++++ Materials provided
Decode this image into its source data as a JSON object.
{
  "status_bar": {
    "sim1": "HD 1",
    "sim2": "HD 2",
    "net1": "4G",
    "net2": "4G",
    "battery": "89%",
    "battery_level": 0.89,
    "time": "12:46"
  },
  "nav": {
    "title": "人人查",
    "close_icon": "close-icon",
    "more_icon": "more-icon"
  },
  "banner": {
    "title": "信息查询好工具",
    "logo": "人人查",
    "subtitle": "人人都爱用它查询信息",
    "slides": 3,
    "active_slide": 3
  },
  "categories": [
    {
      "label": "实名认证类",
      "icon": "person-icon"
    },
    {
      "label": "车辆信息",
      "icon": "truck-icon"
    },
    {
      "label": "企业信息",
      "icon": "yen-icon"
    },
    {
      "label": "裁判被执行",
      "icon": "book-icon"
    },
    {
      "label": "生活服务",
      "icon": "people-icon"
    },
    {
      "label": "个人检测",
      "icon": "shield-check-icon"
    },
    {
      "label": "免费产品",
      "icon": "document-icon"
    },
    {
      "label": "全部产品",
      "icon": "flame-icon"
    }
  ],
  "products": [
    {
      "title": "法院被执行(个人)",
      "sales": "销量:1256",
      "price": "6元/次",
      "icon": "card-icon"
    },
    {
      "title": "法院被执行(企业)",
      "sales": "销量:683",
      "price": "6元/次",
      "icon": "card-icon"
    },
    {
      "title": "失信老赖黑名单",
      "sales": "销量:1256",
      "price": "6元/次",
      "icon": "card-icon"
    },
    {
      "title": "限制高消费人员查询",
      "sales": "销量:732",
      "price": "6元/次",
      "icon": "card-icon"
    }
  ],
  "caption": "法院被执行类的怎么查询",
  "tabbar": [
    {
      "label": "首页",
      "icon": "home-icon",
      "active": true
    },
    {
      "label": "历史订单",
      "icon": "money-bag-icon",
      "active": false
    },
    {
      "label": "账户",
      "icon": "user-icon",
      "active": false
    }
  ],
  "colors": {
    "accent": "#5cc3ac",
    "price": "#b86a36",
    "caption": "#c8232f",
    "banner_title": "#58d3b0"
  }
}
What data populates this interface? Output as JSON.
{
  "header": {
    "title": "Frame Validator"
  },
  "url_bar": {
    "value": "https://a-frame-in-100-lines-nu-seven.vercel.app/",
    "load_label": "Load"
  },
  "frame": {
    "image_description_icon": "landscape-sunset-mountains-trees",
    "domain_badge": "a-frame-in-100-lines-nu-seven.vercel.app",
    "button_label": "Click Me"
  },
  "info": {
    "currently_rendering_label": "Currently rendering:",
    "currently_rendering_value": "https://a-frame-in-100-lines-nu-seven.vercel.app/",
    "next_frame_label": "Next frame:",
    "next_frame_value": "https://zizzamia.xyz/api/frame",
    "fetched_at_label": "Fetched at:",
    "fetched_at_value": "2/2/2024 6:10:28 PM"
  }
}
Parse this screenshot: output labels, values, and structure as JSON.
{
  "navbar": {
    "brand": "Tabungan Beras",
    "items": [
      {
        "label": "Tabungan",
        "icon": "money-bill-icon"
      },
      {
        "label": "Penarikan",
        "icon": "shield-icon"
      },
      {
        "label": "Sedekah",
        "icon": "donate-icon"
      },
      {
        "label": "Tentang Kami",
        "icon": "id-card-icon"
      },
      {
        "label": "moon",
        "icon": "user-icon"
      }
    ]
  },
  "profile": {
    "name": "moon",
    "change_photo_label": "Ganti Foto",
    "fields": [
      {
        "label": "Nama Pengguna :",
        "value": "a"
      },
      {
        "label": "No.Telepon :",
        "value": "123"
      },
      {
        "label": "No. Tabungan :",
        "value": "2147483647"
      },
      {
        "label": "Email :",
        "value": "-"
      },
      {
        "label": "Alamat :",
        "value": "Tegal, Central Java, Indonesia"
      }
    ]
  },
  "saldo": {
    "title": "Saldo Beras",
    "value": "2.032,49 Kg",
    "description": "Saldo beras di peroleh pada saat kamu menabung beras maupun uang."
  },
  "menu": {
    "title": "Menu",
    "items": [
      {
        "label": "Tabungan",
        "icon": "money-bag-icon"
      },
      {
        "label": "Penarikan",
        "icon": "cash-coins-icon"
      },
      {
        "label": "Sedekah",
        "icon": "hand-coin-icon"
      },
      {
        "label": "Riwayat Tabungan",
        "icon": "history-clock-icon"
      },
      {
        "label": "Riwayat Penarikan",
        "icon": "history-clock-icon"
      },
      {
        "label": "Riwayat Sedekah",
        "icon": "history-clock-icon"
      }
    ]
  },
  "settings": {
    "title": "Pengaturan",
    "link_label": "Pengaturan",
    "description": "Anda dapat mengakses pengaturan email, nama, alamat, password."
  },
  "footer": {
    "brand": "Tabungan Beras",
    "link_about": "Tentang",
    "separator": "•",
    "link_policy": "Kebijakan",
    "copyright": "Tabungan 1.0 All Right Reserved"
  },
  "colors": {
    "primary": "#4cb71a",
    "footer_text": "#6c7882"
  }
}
++++++++
Exercise goal — Quote the data above in full, changing nothing.

Answer in full —
Decode this image into its source data as a JSON object.
{
  "status_bar": {
    "sim1": "HD 1",
    "sim2": "HD 2",
    "net1": "4G",
    "net2": "4G",
    "battery": "89%",
    "battery_level": 0.89,
    "time": "12:46"
  },
  "nav": {
    "title": "人人查",
    "close_icon": "close-icon",
    "more_icon": "more-icon"
  },
  "banner": {
    "title": "信息查询好工具",
    "logo": "人人查",
    "subtitle": "人人都爱用它查询信息",
    "slides": 3,
    "active_slide": 3
  },
  "categories": [
    {
      "label": "实名认证类",
      "icon": "person-icon"
    },
    {
      "label": "车辆信息",
      "icon": "truck-icon"
    },
    {
      "label": "企业信息",
      "icon": "yen-icon"
    },
    {
      "label": "裁判被执行",
      "icon": "book-icon"
    },
    {
      "label": "生活服务",
      "icon": "people-icon"
    },
    {
      "label": "个人检测",
      "icon": "shield-check-icon"
    },
    {
      "label": "免费产品",
      "icon": "document-icon"
    },
    {
      "label": "全部产品",
      "icon": "flame-icon"
    }
  ],
  "products": [
    {
      "title": "法院被执行(个人)",
      "sales": "销量:1256",
      "price": "6元/次",
      "icon": "card-icon"
    },
    {
      "title": "法院被执行(企业)",
      "sales": "销量:683",
      "price": "6元/次",
      "icon": "card-icon"
    },
    {
      "title": "失信老赖黑名单",
      "sales": "销量:1256",
      "price": "6元/次",
      "icon": "card-icon"
    },
    {
      "title": "限制高消费人员查询",
      "sales": "销量:732",
      "price": "6元/次",
      "icon": "card-icon"
    }
  ],
  "caption": "法院被执行类的怎么查询",
  "tabbar": [
    {
      "label": "首页",
      "icon": "home-icon",
      "active": true
    },
    {
      "label": "历史订单",
      "icon": "money-bag-icon",
      "active": false
    },
    {
      "label": "账户",
      "icon": "user-icon",
      "active": false
    }
  ],
  "colors": {
    "accent": "#5cc3ac",
    "price": "#b86a36",
    "caption": "#c8232f",
    "banner_title": "#58d3b0"
  }
}
What data populates this interface? Output as JSON.
{
  "header": {
    "title": "Frame Validator"
  },
  "url_bar": {
    "value": "https://a-frame-in-100-lines-nu-seven.vercel.app/",
    "load_label": "Load"
  },
  "frame": {
    "image_description_icon": "landscape-sunset-mountains-trees",
    "domain_badge": "a-frame-in-100-lines-nu-seven.vercel.app",
    "button_label": "Click Me"
  },
  "info": {
    "currently_rendering_label": "Currently rendering:",
    "currently_rendering_value": "https://a-frame-in-100-lines-nu-seven.vercel.app/",
    "next_frame_label": "Next frame:",
    "next_frame_value": "https://zizzamia.xyz/api/frame",
    "fetched_at_label": "Fetched at:",
    "fetched_at_value": "2/2/2024 6:10:28 PM"
  }
}
Parse this screenshot: output labels, values, and structure as JSON.
{
  "navbar": {
    "brand": "Tabungan Beras",
    "items": [
      {
        "label": "Tabungan",
        "icon": "money-bill-icon"
      },
      {
        "label": "Penarikan",
        "icon": "shield-icon"
      },
      {
        "label": "Sedekah",
        "icon": "donate-icon"
      },
      {
        "label": "Tentang Kami",
        "icon": "id-card-icon"
      },
      {
        "label": "moon",
        "icon": "user-icon"
      }
    ]
  },
  "profile": {
    "name": "moon",
    "change_photo_label": "Ganti Foto",
    "fields": [
      {
        "label": "Nama Pengguna :",
        "value": "a"
      },
      {
        "label": "No.Telepon :",
        "value": "123"
      },
      {
        "label": "No. Tabungan :",
        "value": "2147483647"
      },
      {
        "label": "Email :",
        "value": "-"
      },
      {
        "label": "Alamat :",
        "value": "Tegal, Central Java, Indonesia"
      }
    ]
  },
  "saldo": {
    "title": "Saldo Beras",
    "value": "2.032,49 Kg",
    "description": "Saldo beras di peroleh pada saat kamu menabung beras maupun uang."
  },
  "menu": {
    "title": "Menu",
    "items": [
      {
        "label": "Tabungan",
        "icon": "money-bag-icon"
      },
      {
        "label": "Penarikan",
        "icon": "cash-coins-icon"
      },
      {
        "label": "Sedekah",
        "icon": "hand-coin-icon"
      },
      {
        "label": "Riwayat Tabungan",
        "icon": "history-clock-icon"
      },
      {
        "label": "Riwayat Penarikan",
        "icon": "history-clock-icon"
      },
      {
        "label": "Riwayat Sedekah",
        "icon": "history-clock-icon"
      }
    ]
  },
  "settings": {
    "title": "Pengaturan",
    "link_label": "Pengaturan",
    "description": "Anda dapat mengakses pengaturan email, nama, alamat, password."
  },
  "footer": {
    "brand": "Tabungan Beras",
    "link_about": "Tentang",
    "separator": "•",
    "link_policy": "Kebijakan",
    "copyright": "Tabungan 1.0 All Right Reserved"
  },
  "colors": {
    "primary": "#4cb71a",
    "footer_text": "#6c7882"
  }
}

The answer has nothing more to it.